# WORKING DATA start

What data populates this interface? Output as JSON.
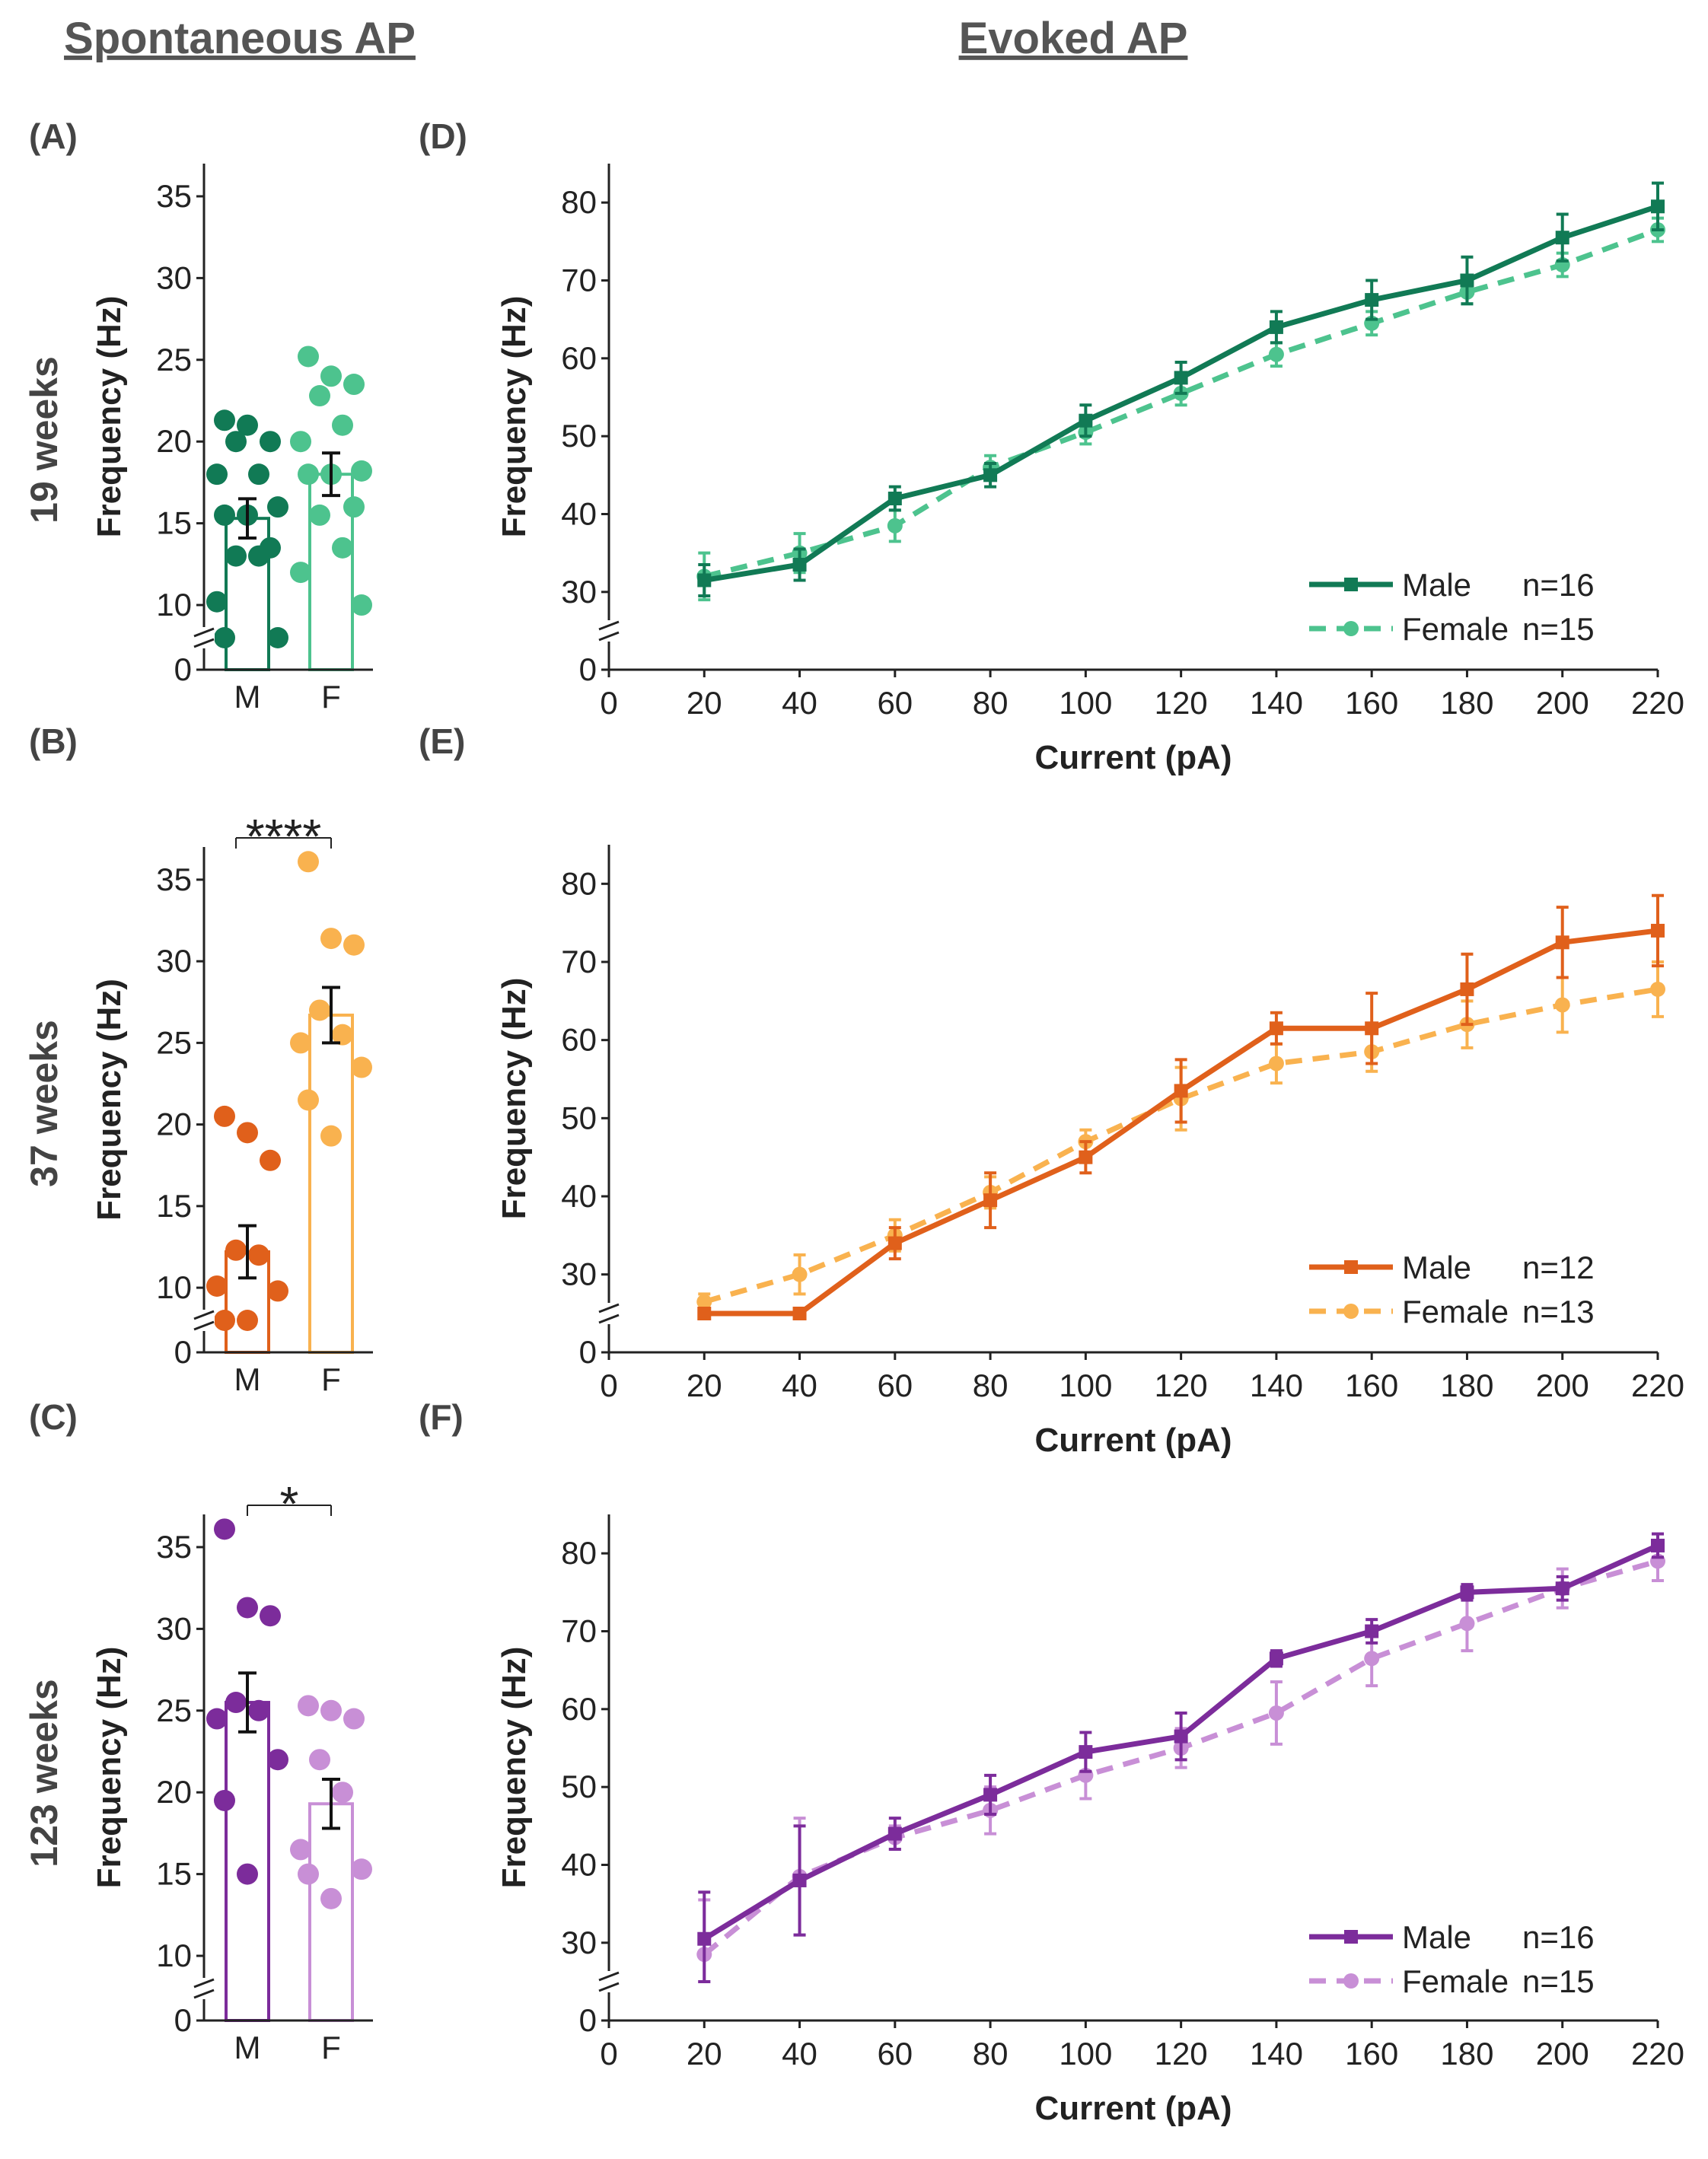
{
  "headers": {
    "left": "Spontaneous AP",
    "right": "Evoked AP"
  },
  "ages": [
    "19 weeks",
    "37 weeks",
    "123 weeks"
  ],
  "colors": {
    "row1": {
      "male": "#117a55",
      "female": "#4dc38e"
    },
    "row2": {
      "male": "#e0601b",
      "female": "#f9b24f"
    },
    "row3": {
      "male": "#7c2c9b",
      "female": "#c88fd6"
    }
  },
  "chart_data": [
    {
      "panel": "(A)",
      "type": "bar",
      "categories": [
        "M",
        "F"
      ],
      "ylabel": "Frequency (Hz)",
      "ylim": [
        0,
        37
      ],
      "yticks": [
        0,
        10,
        15,
        20,
        25,
        30,
        35
      ],
      "y_break": [
        2,
        8
      ],
      "means": [
        15.3,
        18.0
      ],
      "sem": [
        1.2,
        1.3
      ],
      "points": [
        [
          21.3,
          21.0,
          20.0,
          20.0,
          18.0,
          18.0,
          16.0,
          15.5,
          15.5,
          13.5,
          13.0,
          13.0,
          10.2,
          8.0,
          8.0
        ],
        [
          25.2,
          24.0,
          23.5,
          22.8,
          21.0,
          20.0,
          18.2,
          18.0,
          18.0,
          16.0,
          15.5,
          13.5,
          12.0,
          10.0
        ]
      ],
      "significance": null
    },
    {
      "panel": "(B)",
      "type": "bar",
      "categories": [
        "M",
        "F"
      ],
      "ylabel": "Frequency (Hz)",
      "ylim": [
        0,
        37
      ],
      "yticks": [
        0,
        10,
        15,
        20,
        25,
        30,
        35
      ],
      "y_break": [
        2,
        8
      ],
      "means": [
        12.2,
        26.7
      ],
      "sem": [
        1.6,
        1.7
      ],
      "points": [
        [
          20.5,
          19.5,
          17.8,
          12.3,
          12.0,
          10.1,
          9.8,
          7.5,
          7.5
        ],
        [
          36.1,
          31.4,
          31.0,
          27.0,
          25.5,
          25.0,
          23.5,
          21.5,
          19.3
        ]
      ],
      "significance": "****"
    },
    {
      "panel": "(C)",
      "type": "bar",
      "categories": [
        "M",
        "F"
      ],
      "ylabel": "Frequency (Hz)",
      "ylim": [
        0,
        37
      ],
      "yticks": [
        0,
        10,
        15,
        20,
        25,
        30,
        35
      ],
      "y_break": [
        2,
        8
      ],
      "means": [
        25.5,
        19.3
      ],
      "sem": [
        1.8,
        1.5
      ],
      "points": [
        [
          36.1,
          31.3,
          30.8,
          25.5,
          25.0,
          24.5,
          22.0,
          19.5,
          15.0
        ],
        [
          25.3,
          25.0,
          24.5,
          22.0,
          20.0,
          16.5,
          15.3,
          15.0,
          13.5
        ]
      ],
      "significance": "*"
    },
    {
      "panel": "(D)",
      "type": "line",
      "xlabel": "Current (pA)",
      "ylabel": "Frequency (Hz)",
      "x": [
        20,
        40,
        60,
        80,
        100,
        120,
        140,
        160,
        180,
        200,
        220
      ],
      "xlim": [
        0,
        220
      ],
      "ylim": [
        0,
        85
      ],
      "yticks": [
        0,
        30,
        40,
        50,
        60,
        70,
        80
      ],
      "y_break": [
        5,
        25
      ],
      "series": [
        {
          "name": "Male",
          "n_label": "n=16",
          "values": [
            31.5,
            33.5,
            42.0,
            45.0,
            52.0,
            57.5,
            64.0,
            67.5,
            70.0,
            75.5,
            79.5
          ],
          "errors": [
            2.0,
            2.0,
            1.5,
            1.5,
            2.0,
            2.0,
            2.0,
            2.5,
            3.0,
            3.0,
            3.0
          ]
        },
        {
          "name": "Female",
          "n_label": "n=15",
          "values": [
            32.0,
            35.0,
            38.5,
            46.0,
            50.5,
            55.5,
            60.5,
            64.5,
            68.5,
            72.0,
            76.5
          ],
          "errors": [
            3.0,
            2.5,
            2.0,
            1.5,
            1.5,
            1.5,
            1.5,
            1.5,
            1.5,
            1.5,
            1.5
          ]
        }
      ]
    },
    {
      "panel": "(E)",
      "type": "line",
      "xlabel": "Current (pA)",
      "ylabel": "Frequency (Hz)",
      "x": [
        20,
        40,
        60,
        80,
        100,
        120,
        140,
        160,
        180,
        200,
        220
      ],
      "xlim": [
        0,
        220
      ],
      "ylim": [
        0,
        85
      ],
      "yticks": [
        0,
        30,
        40,
        50,
        60,
        70,
        80
      ],
      "y_break": [
        5,
        25
      ],
      "series": [
        {
          "name": "Male",
          "n_label": "n=12",
          "values": [
            17.0,
            19.0,
            34.0,
            39.5,
            45.0,
            53.5,
            61.5,
            61.5,
            66.5,
            72.5,
            74.0
          ],
          "errors": [
            1.0,
            5.0,
            2.0,
            3.5,
            2.0,
            4.0,
            2.0,
            4.5,
            4.5,
            4.5,
            4.5
          ]
        },
        {
          "name": "Female",
          "n_label": "n=13",
          "values": [
            26.5,
            30.0,
            35.0,
            40.5,
            47.0,
            52.5,
            57.0,
            58.5,
            62.0,
            64.5,
            66.5
          ],
          "errors": [
            1.0,
            2.5,
            2.0,
            2.0,
            1.5,
            4.0,
            2.5,
            2.5,
            3.0,
            3.5,
            3.5
          ]
        }
      ]
    },
    {
      "panel": "(F)",
      "type": "line",
      "xlabel": "Current (pA)",
      "ylabel": "Frequency (Hz)",
      "x": [
        20,
        40,
        60,
        80,
        100,
        120,
        140,
        160,
        180,
        200,
        220
      ],
      "xlim": [
        0,
        220
      ],
      "ylim": [
        0,
        85
      ],
      "yticks": [
        0,
        30,
        40,
        50,
        60,
        70,
        80
      ],
      "y_break": [
        5,
        25
      ],
      "series": [
        {
          "name": "Male",
          "n_label": "n=16",
          "values": [
            30.5,
            38.0,
            44.0,
            49.0,
            54.5,
            56.5,
            66.5,
            70.0,
            75.0,
            75.5,
            81.0
          ],
          "errors": [
            6.0,
            7.0,
            2.0,
            2.5,
            2.5,
            3.0,
            1.0,
            1.5,
            1.0,
            1.5,
            1.5
          ]
        },
        {
          "name": "Female",
          "n_label": "n=15",
          "values": [
            28.5,
            38.5,
            43.5,
            47.0,
            51.5,
            55.0,
            59.5,
            66.5,
            71.0,
            75.5,
            79.0
          ],
          "errors": [
            7.0,
            7.5,
            1.5,
            3.0,
            3.0,
            2.5,
            4.0,
            3.5,
            3.5,
            2.5,
            2.5
          ]
        }
      ]
    }
  ]
}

# WORKING DATA end

SHORT PROBLEM ▸ Leave every image out, and retype the material exactly.

FULL ANSWER ▸
What data populates this interface? Output as JSON.
{
  "headers": {
    "left": "Spontaneous AP",
    "right": "Evoked AP"
  },
  "ages": [
    "19 weeks",
    "37 weeks",
    "123 weeks"
  ],
  "colors": {
    "row1": {
      "male": "#117a55",
      "female": "#4dc38e"
    },
    "row2": {
      "male": "#e0601b",
      "female": "#f9b24f"
    },
    "row3": {
      "male": "#7c2c9b",
      "female": "#c88fd6"
    }
  },
  "chart_data": [
    {
      "panel": "(A)",
      "type": "bar",
      "categories": [
        "M",
        "F"
      ],
      "ylabel": "Frequency (Hz)",
      "ylim": [
        0,
        37
      ],
      "yticks": [
        0,
        10,
        15,
        20,
        25,
        30,
        35
      ],
      "y_break": [
        2,
        8
      ],
      "means": [
        15.3,
        18.0
      ],
      "sem": [
        1.2,
        1.3
      ],
      "points": [
        [
          21.3,
          21.0,
          20.0,
          20.0,
          18.0,
          18.0,
          16.0,
          15.5,
          15.5,
          13.5,
          13.0,
          13.0,
          10.2,
          8.0,
          8.0
        ],
        [
          25.2,
          24.0,
          23.5,
          22.8,
          21.0,
          20.0,
          18.2,
          18.0,
          18.0,
          16.0,
          15.5,
          13.5,
          12.0,
          10.0
        ]
      ],
      "significance": null
    },
    {
      "panel": "(B)",
      "type": "bar",
      "categories": [
        "M",
        "F"
      ],
      "ylabel": "Frequency (Hz)",
      "ylim": [
        0,
        37
      ],
      "yticks": [
        0,
        10,
        15,
        20,
        25,
        30,
        35
      ],
      "y_break": [
        2,
        8
      ],
      "means": [
        12.2,
        26.7
      ],
      "sem": [
        1.6,
        1.7
      ],
      "points": [
        [
          20.5,
          19.5,
          17.8,
          12.3,
          12.0,
          10.1,
          9.8,
          7.5,
          7.5
        ],
        [
          36.1,
          31.4,
          31.0,
          27.0,
          25.5,
          25.0,
          23.5,
          21.5,
          19.3
        ]
      ],
      "significance": "****"
    },
    {
      "panel": "(C)",
      "type": "bar",
      "categories": [
        "M",
        "F"
      ],
      "ylabel": "Frequency (Hz)",
      "ylim": [
        0,
        37
      ],
      "yticks": [
        0,
        10,
        15,
        20,
        25,
        30,
        35
      ],
      "y_break": [
        2,
        8
      ],
      "means": [
        25.5,
        19.3
      ],
      "sem": [
        1.8,
        1.5
      ],
      "points": [
        [
          36.1,
          31.3,
          30.8,
          25.5,
          25.0,
          24.5,
          22.0,
          19.5,
          15.0
        ],
        [
          25.3,
          25.0,
          24.5,
          22.0,
          20.0,
          16.5,
          15.3,
          15.0,
          13.5
        ]
      ],
      "significance": "*"
    },
    {
      "panel": "(D)",
      "type": "line",
      "xlabel": "Current (pA)",
      "ylabel": "Frequency (Hz)",
      "x": [
        20,
        40,
        60,
        80,
        100,
        120,
        140,
        160,
        180,
        200,
        220
      ],
      "xlim": [
        0,
        220
      ],
      "ylim": [
        0,
        85
      ],
      "yticks": [
        0,
        30,
        40,
        50,
        60,
        70,
        80
      ],
      "y_break": [
        5,
        25
      ],
      "series": [
        {
          "name": "Male",
          "n_label": "n=16",
          "values": [
            31.5,
            33.5,
            42.0,
            45.0,
            52.0,
            57.5,
            64.0,
            67.5,
            70.0,
            75.5,
            79.5
          ],
          "errors": [
            2.0,
            2.0,
            1.5,
            1.5,
            2.0,
            2.0,
            2.0,
            2.5,
            3.0,
            3.0,
            3.0
          ]
        },
        {
          "name": "Female",
          "n_label": "n=15",
          "values": [
            32.0,
            35.0,
            38.5,
            46.0,
            50.5,
            55.5,
            60.5,
            64.5,
            68.5,
            72.0,
            76.5
          ],
          "errors": [
            3.0,
            2.5,
            2.0,
            1.5,
            1.5,
            1.5,
            1.5,
            1.5,
            1.5,
            1.5,
            1.5
          ]
        }
      ]
    },
    {
      "panel": "(E)",
      "type": "line",
      "xlabel": "Current (pA)",
      "ylabel": "Frequency (Hz)",
      "x": [
        20,
        40,
        60,
        80,
        100,
        120,
        140,
        160,
        180,
        200,
        220
      ],
      "xlim": [
        0,
        220
      ],
      "ylim": [
        0,
        85
      ],
      "yticks": [
        0,
        30,
        40,
        50,
        60,
        70,
        80
      ],
      "y_break": [
        5,
        25
      ],
      "series": [
        {
          "name": "Male",
          "n_label": "n=12",
          "values": [
            17.0,
            19.0,
            34.0,
            39.5,
            45.0,
            53.5,
            61.5,
            61.5,
            66.5,
            72.5,
            74.0
          ],
          "errors": [
            1.0,
            5.0,
            2.0,
            3.5,
            2.0,
            4.0,
            2.0,
            4.5,
            4.5,
            4.5,
            4.5
          ]
        },
        {
          "name": "Female",
          "n_label": "n=13",
          "values": [
            26.5,
            30.0,
            35.0,
            40.5,
            47.0,
            52.5,
            57.0,
            58.5,
            62.0,
            64.5,
            66.5
          ],
          "errors": [
            1.0,
            2.5,
            2.0,
            2.0,
            1.5,
            4.0,
            2.5,
            2.5,
            3.0,
            3.5,
            3.5
          ]
        }
      ]
    },
    {
      "panel": "(F)",
      "type": "line",
      "xlabel": "Current (pA)",
      "ylabel": "Frequency (Hz)",
      "x": [
        20,
        40,
        60,
        80,
        100,
        120,
        140,
        160,
        180,
        200,
        220
      ],
      "xlim": [
        0,
        220
      ],
      "ylim": [
        0,
        85
      ],
      "yticks": [
        0,
        30,
        40,
        50,
        60,
        70,
        80
      ],
      "y_break": [
        5,
        25
      ],
      "series": [
        {
          "name": "Male",
          "n_label": "n=16",
          "values": [
            30.5,
            38.0,
            44.0,
            49.0,
            54.5,
            56.5,
            66.5,
            70.0,
            75.0,
            75.5,
            81.0
          ],
          "errors": [
            6.0,
            7.0,
            2.0,
            2.5,
            2.5,
            3.0,
            1.0,
            1.5,
            1.0,
            1.5,
            1.5
          ]
        },
        {
          "name": "Female",
          "n_label": "n=15",
          "values": [
            28.5,
            38.5,
            43.5,
            47.0,
            51.5,
            55.0,
            59.5,
            66.5,
            71.0,
            75.5,
            79.0
          ],
          "errors": [
            7.0,
            7.5,
            1.5,
            3.0,
            3.0,
            2.5,
            4.0,
            3.5,
            3.5,
            2.5,
            2.5
          ]
        }
      ]
    }
  ]
}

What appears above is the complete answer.